**Given exercise a:**
Could you copy out the entries from the line with "hall-illustration [28,288,238,414]" up to and including the line with "intro-line: au XXe", character for character?

**Given text:**
···

Kurtis Wiebe has traded rat queens for space queens in the new Dark Horse series Bounty. The new ongoing series turns life as a bounty hunter into a WWE-style celebrity fest with consequences.
Co-created with artist Mindy Lee, Bounty stars a pair of Dirty Pair-esque sisters - Nina and Georgie - who are on the run from corporations they've stolen from and tracking down bounties to stay one step ahead.
With #2 due out August 3, Newsarama talked with Wiebe about his new creator-owned series, the nuanced future universe he's set it in, and the extraordinary lengths to keep the book on schedule.
Newsarama: Kurtis, the first issue of Bounty drops readers right into the middle of a thriving world with a lot already going on. Was that the goal, to start in the thick of it and have readers learn along the way?
Kurtis Wiebe: The first issue was really meant to give a feeling for the world the characters live in and to show where and how their lives changed. I also wanted there to be a feeling of their desperation, how it’s made their day to day quite different and the dynamic that’s shifted between the sisters in particular. We’ll get to know each character in more depth with every issue, and ultimately what led to their capture.

···

**Task data:**
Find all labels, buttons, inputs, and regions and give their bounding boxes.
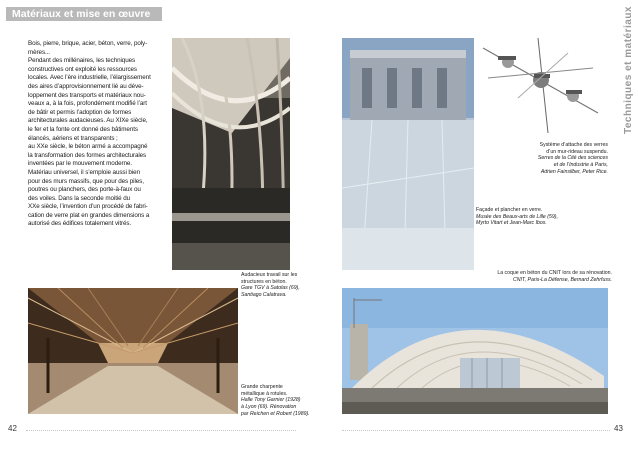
hall-illustration [28,288,238,414]
intro-line: des aires d’approvisionnement lié au déve- [28,82,144,90]
caption-line: Audacieux travail sur les [241,272,298,278]
station-illustration [172,38,290,270]
caption-line: et de l’Industrie à Paris, [553,162,608,169]
intro-line: élancés, aériens et transparents ; [28,134,118,142]
caption-line: CNIT, Paris-La Défense, Bernard Zehrfuss. [513,276,612,283]
photo-glass-fixing [478,38,608,138]
photo-glass-facade [342,38,474,270]
caption-line: Façade et plancher en verre. [476,207,543,213]
footer-rule-right [342,430,610,431]
intro-line: inventées par le mouvement moderne. [28,160,132,168]
caption-facade [476,207,596,227]
intro-line: loppement des transports et matériaux nou- [28,91,146,99]
caption-line: à Lyon (69). Rénovation [241,404,297,411]
intro-line: au XXe siècle, le béton armé a accompagné [28,143,148,151]
side-section-title: Techniques et matériaux [623,6,634,135]
intro-line: autorisé des édifices totalement vitrés. [28,220,132,228]
page-number-left: 42 [8,424,17,433]
intro-line: veaux a, à la fois, profondément modifié l’art [28,100,147,108]
intro-line: Matériau universel, il s’emploie aussi bien [28,168,140,176]
caption-line: Grande charpente [241,384,283,390]
photo-cnit [342,288,608,414]
footer-rule-left [26,430,296,431]
caption-line: Musée des Beaux-arts de Lille (59), [476,213,558,220]
intro-line: mères... [28,48,50,56]
caption-station [241,272,331,299]
caption-line: Santiago Calatrava. [241,292,287,299]
intro-line: des voiles. Dans la seconde moitié du [28,194,131,202]
caption-line: Gare TGV à Satolas (69), [241,285,300,292]
caption-line: structures en béton. [241,278,287,285]
caption-line: Halle Tony Garnier (1928) [241,397,301,404]
intro-line: locales. Avec l’ère industrielle, l’élargissement [28,74,151,82]
intro-line: pour des murs massifs, que pour des piles, [28,177,144,185]
intro-text [28,40,168,229]
caption-line: Adrien Fainsilber, Peter Rice. [540,168,608,175]
caption-line: Serres de la Cité des sciences [537,155,608,162]
intro-line: de bâtir et permis l’adoption de formes [28,108,132,116]
photo-halle-tony-garnier [28,288,238,414]
intro-line: XXe siècle, l’invention d’un procédé de fabri- [28,203,148,211]
intro-line: poutres ou planchers, des porte-à-faux ou [28,186,141,194]
intro-line: constructives ont exploité les ressources [28,65,137,73]
intro-line: le fer et la fonte ont donné des bâtiments [28,125,138,133]
caption-line: Myrto Vitart et Jean-Marc Ibos. [476,220,547,227]
caption-line: La coque en béton du CNIT lors de sa rénovation. [497,270,612,276]
page-number-right: 43 [614,424,623,433]
intro-line: architecturales audacieuses. Au XIXe siècle, [28,117,148,125]
section-banner: Matériaux et mise en œuvre [6,7,162,21]
fixing-illustration [478,38,608,138]
caption-cnit [470,270,612,283]
facade-illustration [342,38,474,270]
caption-fixing [512,142,608,176]
caption-line: par Reichen et Robert (1989). [241,410,310,417]
photo-station-satolas [172,38,290,270]
intro-line: cation de verre plat en grandes dimensions a [28,211,150,219]
cnit-illustration [342,288,608,414]
caption-line: Système d’attache des verres [539,142,608,148]
intro-line: la transformation des formes architecturales [28,151,147,159]
caption-line: d’un mur-rideau suspendu. [546,148,608,155]
intro-line: Bois, pierre, brique, acier, béton, verre, poly- [28,40,148,47]
caption-hall [241,384,337,418]
caption-line: métallique à rotules. [241,390,288,397]
intro-line: Pendant des millénaires, les techniques [28,57,136,65]
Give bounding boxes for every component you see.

···

**Given exercise b:**
Can you carry the Bounty interview on from its last sentence?

**Output a:**
hall-illustration [28,288,238,414]
intro-line: des aires d’approvisionnement lié au déve- [28,82,144,90]
caption-line: Audacieux travail sur les [241,272,298,278]
station-illustration [172,38,290,270]
caption-line: et de l’Industrie à Paris, [553,162,608,169]
intro-line: élancés, aériens et transparents ; [28,134,118,142]
caption-line: CNIT, Paris-La Défense, Bernard Zehrfuss. [513,276,612,283]
photo-glass-fixing [478,38,608,138]
photo-glass-facade [342,38,474,270]
caption-line: Façade et plancher en verre. [476,207,543,213]
footer-rule-right [342,430,610,431]
intro-line: inventées par le mouvement moderne. [28,160,132,168]
caption-facade [476,207,596,227]
intro-line: loppement des transports et matériaux nou- [28,91,146,99]
caption-line: à Lyon (69). Rénovation [241,404,297,411]
intro-line: au XXe siècle, le béton armé a accompagné [28,143,148,151]

**Output b:**
Nrama: Bounty really seizes the idea of world-building here. How much thought did you put into aspects of the world outside of the main thrust of the story?
Wiebe: A lot of what you see on the page is Mindy’s take on some basic ideas that I have. Everything is designed by her. From the ship they fly (The Heretic), to their costumes, to the stations they fly to. It’s all from her mind.
I have basic ideas about the world, what has led the galaxy to the place it is now. It will be touched on in future issues, but the galaxy has just survived a very long war between powerful corporations. It was a conflict that spanned the entire galaxy and affected an uncountable number of lives.
Nrama: And the business of being a bounty hunter is gone through in-depth here. Is that something you'd been thinking of for a while, even before Bounty came about?
Wiebe: It was the first piece of the puzzle. I wanted to treat hunters like celebrities. In a lot of ways I treat them like WWE stars. They wear crazy costumes, people get super excited to see them in public and some of them even live stream their hunts. It’s a quasi-reality show in a lot of senses.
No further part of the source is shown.